Stored records
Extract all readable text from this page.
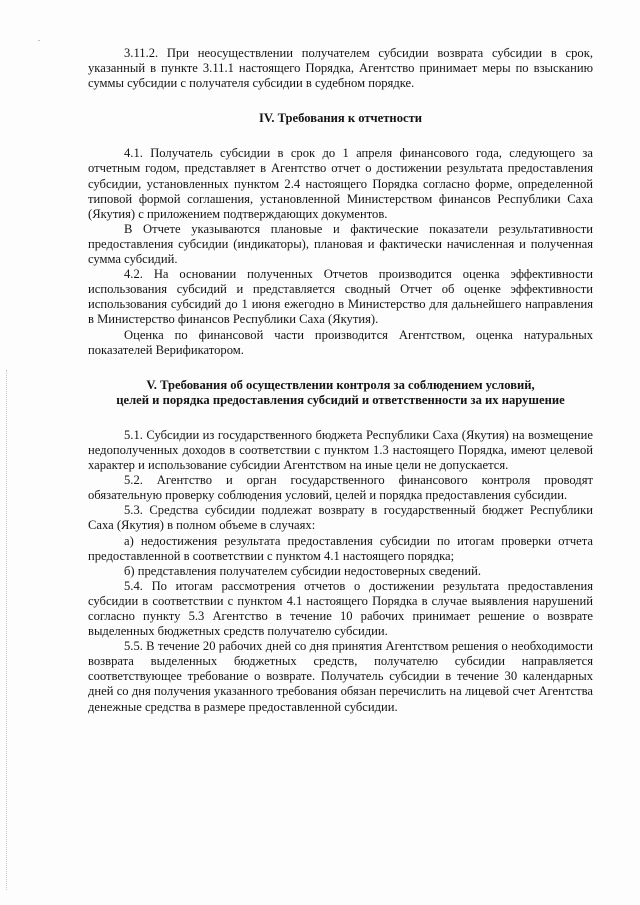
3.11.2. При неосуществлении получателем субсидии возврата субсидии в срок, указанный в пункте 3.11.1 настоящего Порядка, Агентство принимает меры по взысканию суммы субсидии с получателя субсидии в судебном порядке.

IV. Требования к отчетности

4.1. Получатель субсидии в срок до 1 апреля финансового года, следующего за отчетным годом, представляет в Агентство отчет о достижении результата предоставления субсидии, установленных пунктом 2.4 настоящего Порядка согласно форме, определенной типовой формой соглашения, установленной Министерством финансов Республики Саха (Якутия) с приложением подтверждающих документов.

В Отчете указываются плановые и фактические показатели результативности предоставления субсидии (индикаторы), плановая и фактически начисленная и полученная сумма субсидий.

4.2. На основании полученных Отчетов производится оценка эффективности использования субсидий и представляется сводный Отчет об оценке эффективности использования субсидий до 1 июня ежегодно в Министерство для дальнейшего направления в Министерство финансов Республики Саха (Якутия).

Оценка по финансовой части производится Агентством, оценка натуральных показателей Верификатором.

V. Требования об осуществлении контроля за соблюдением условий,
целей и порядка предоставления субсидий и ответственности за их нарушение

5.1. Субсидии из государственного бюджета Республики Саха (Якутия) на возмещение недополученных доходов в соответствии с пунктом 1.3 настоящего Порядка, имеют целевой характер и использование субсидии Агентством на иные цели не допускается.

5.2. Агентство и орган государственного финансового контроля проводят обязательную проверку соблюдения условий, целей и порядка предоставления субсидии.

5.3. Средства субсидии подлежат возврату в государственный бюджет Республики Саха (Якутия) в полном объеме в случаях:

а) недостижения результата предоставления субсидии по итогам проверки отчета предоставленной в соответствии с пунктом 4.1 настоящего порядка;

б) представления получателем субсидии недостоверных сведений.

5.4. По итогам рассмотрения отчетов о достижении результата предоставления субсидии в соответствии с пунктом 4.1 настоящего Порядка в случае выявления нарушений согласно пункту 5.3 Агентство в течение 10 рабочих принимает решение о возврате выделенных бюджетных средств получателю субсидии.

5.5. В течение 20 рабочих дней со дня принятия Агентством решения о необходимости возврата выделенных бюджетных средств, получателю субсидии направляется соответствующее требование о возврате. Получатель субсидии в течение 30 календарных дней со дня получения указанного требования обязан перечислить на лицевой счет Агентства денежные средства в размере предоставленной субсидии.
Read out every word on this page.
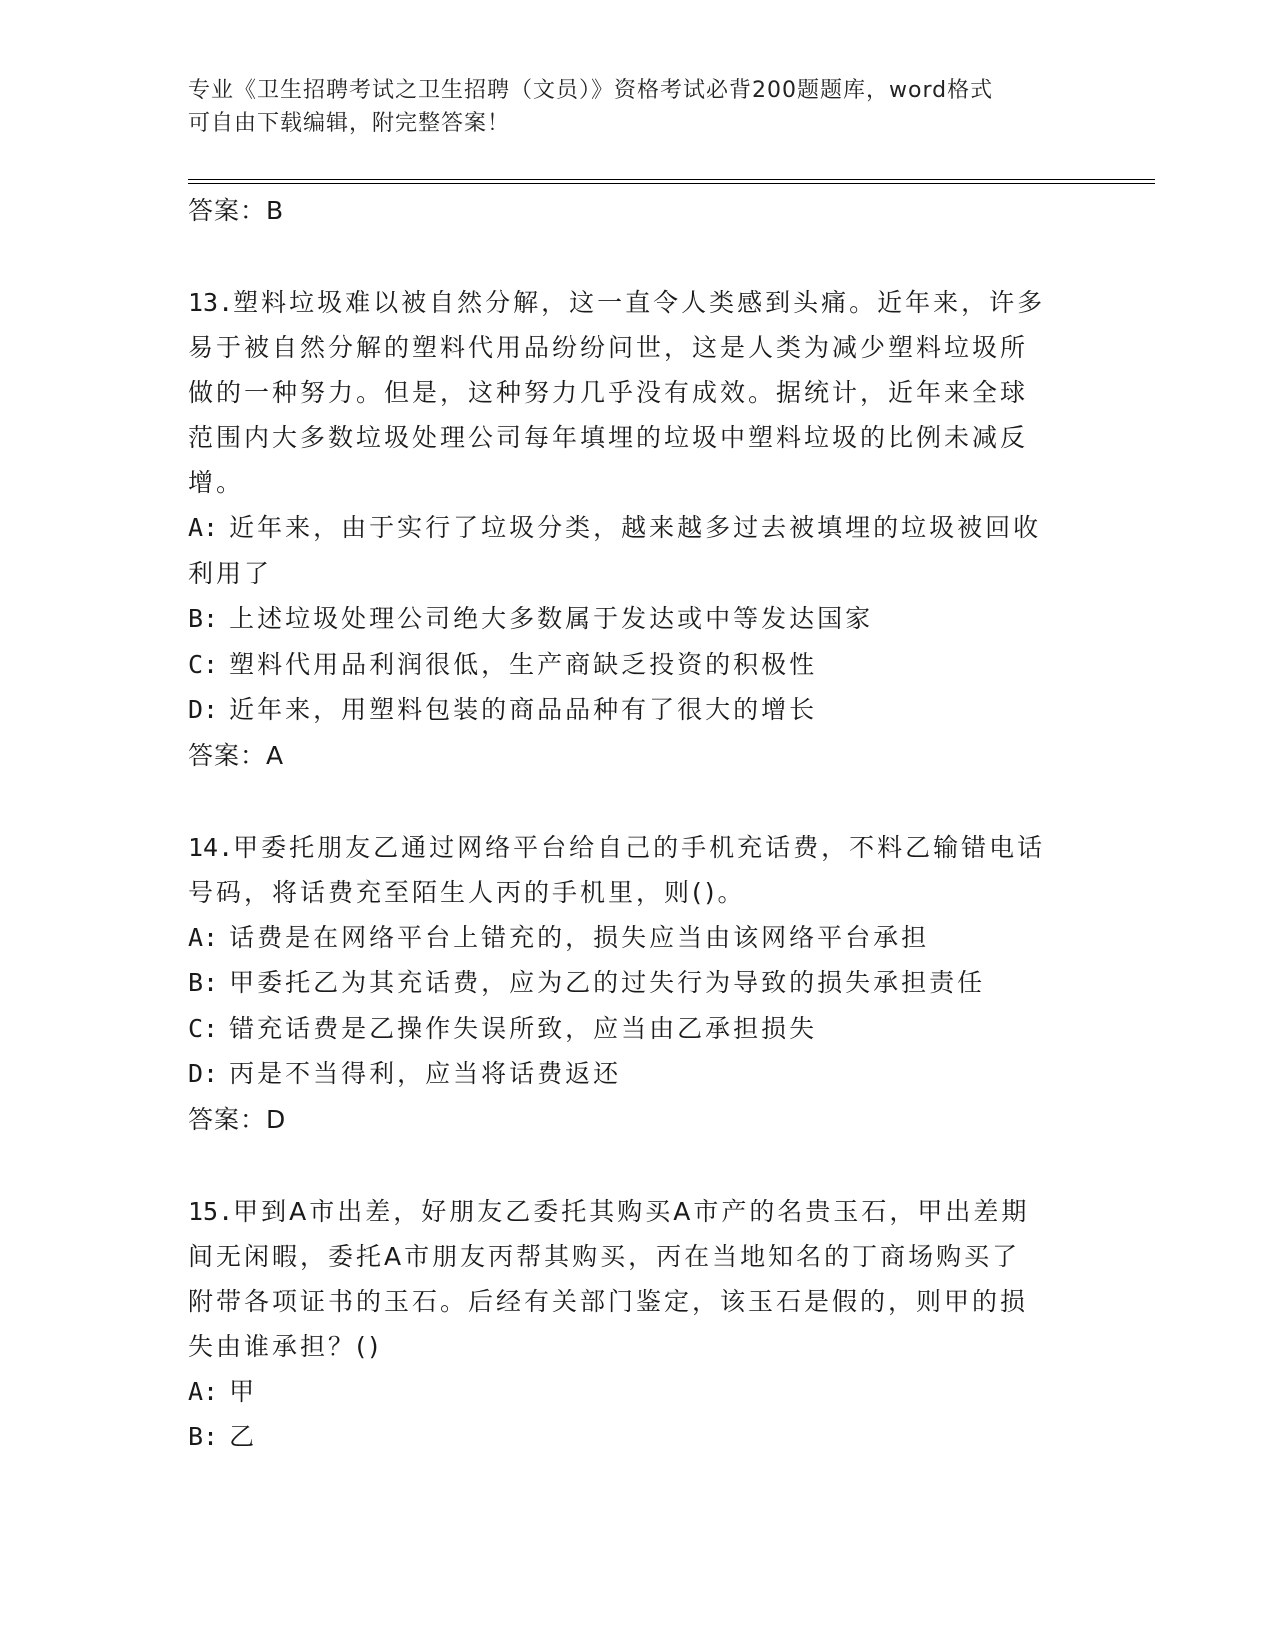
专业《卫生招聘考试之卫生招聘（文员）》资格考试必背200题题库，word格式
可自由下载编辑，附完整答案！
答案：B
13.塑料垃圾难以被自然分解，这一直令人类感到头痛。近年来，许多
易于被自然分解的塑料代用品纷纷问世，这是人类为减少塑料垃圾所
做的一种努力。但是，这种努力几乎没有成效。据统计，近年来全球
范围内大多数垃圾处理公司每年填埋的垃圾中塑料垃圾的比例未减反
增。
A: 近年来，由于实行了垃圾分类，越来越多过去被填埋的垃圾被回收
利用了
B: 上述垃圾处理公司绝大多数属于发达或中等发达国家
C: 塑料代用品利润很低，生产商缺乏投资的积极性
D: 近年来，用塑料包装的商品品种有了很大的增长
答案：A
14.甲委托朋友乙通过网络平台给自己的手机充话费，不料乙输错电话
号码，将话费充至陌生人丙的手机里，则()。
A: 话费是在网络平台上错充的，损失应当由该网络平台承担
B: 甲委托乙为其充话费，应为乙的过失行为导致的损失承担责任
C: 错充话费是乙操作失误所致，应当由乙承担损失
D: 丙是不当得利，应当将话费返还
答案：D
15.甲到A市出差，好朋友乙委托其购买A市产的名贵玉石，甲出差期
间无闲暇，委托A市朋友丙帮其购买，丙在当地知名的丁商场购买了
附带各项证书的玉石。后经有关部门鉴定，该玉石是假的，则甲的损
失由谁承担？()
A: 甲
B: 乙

_Aim_.
Restate the whole listing above exactly, please, omitting every image.

_Exercise solution_.
Extract all readable text from this page.
3.11.2. При неосуществлении получателем субсидии возврата субсидии в срок, указанный в пункте 3.11.1 настоящего Порядка, Агентство принимает меры по взысканию суммы субсидии с получателя субсидии в судебном порядке.

IV. Требования к отчетности

4.1. Получатель субсидии в срок до 1 апреля финансового года, следующего за отчетным годом, представляет в Агентство отчет о достижении результата предоставления субсидии, установленных пунктом 2.4 настоящего Порядка согласно форме, определенной типовой формой соглашения, установленной Министерством финансов Республики Саха (Якутия) с приложением подтверждающих документов.

В Отчете указываются плановые и фактические показатели результативности предоставления субсидии (индикаторы), плановая и фактически начисленная и полученная сумма субсидий.

4.2. На основании полученных Отчетов производится оценка эффективности использования субсидий и представляется сводный Отчет об оценке эффективности использования субсидий до 1 июня ежегодно в Министерство для дальнейшего направления в Министерство финансов Республики Саха (Якутия).

Оценка по финансовой части производится Агентством, оценка натуральных показателей Верификатором.

V. Требования об осуществлении контроля за соблюдением условий,
целей и порядка предоставления субсидий и ответственности за их нарушение

5.1. Субсидии из государственного бюджета Республики Саха (Якутия) на возмещение недополученных доходов в соответствии с пунктом 1.3 настоящего Порядка, имеют целевой характер и использование субсидии Агентством на иные цели не допускается.

5.2. Агентство и орган государственного финансового контроля проводят обязательную проверку соблюдения условий, целей и порядка предоставления субсидии.

5.3. Средства субсидии подлежат возврату в государственный бюджет Республики Саха (Якутия) в полном объеме в случаях:

а) недостижения результата предоставления субсидии по итогам проверки отчета предоставленной в соответствии с пунктом 4.1 настоящего порядка;

б) представления получателем субсидии недостоверных сведений.

5.4. По итогам рассмотрения отчетов о достижении результата предоставления субсидии в соответствии с пунктом 4.1 настоящего Порядка в случае выявления нарушений согласно пункту 5.3 Агентство в течение 10 рабочих принимает решение о возврате выделенных бюджетных средств получателю субсидии.

5.5. В течение 20 рабочих дней со дня принятия Агентством решения о необходимости возврата выделенных бюджетных средств, получателю субсидии направляется соответствующее требование о возврате. Получатель субсидии в течение 30 календарных дней со дня получения указанного требования обязан перечислить на лицевой счет Агентства денежные средства в размере предоставленной субсидии.
Read out every word on this page.
专业《卫生招聘考试之卫生招聘（文员）》资格考试必背200题题库，word格式
可自由下载编辑，附完整答案！
答案：B
13.塑料垃圾难以被自然分解，这一直令人类感到头痛。近年来，许多
易于被自然分解的塑料代用品纷纷问世，这是人类为减少塑料垃圾所
做的一种努力。但是，这种努力几乎没有成效。据统计，近年来全球
范围内大多数垃圾处理公司每年填埋的垃圾中塑料垃圾的比例未减反
增。
A: 近年来，由于实行了垃圾分类，越来越多过去被填埋的垃圾被回收
利用了
B: 上述垃圾处理公司绝大多数属于发达或中等发达国家
C: 塑料代用品利润很低，生产商缺乏投资的积极性
D: 近年来，用塑料包装的商品品种有了很大的增长
答案：A
14.甲委托朋友乙通过网络平台给自己的手机充话费，不料乙输错电话
号码，将话费充至陌生人丙的手机里，则()。
A: 话费是在网络平台上错充的，损失应当由该网络平台承担
B: 甲委托乙为其充话费，应为乙的过失行为导致的损失承担责任
C: 错充话费是乙操作失误所致，应当由乙承担损失
D: 丙是不当得利，应当将话费返还
答案：D
15.甲到A市出差，好朋友乙委托其购买A市产的名贵玉石，甲出差期
间无闲暇，委托A市朋友丙帮其购买，丙在当地知名的丁商场购买了
附带各项证书的玉石。后经有关部门鉴定，该玉石是假的，则甲的损
失由谁承担？()
A: 甲
B: 乙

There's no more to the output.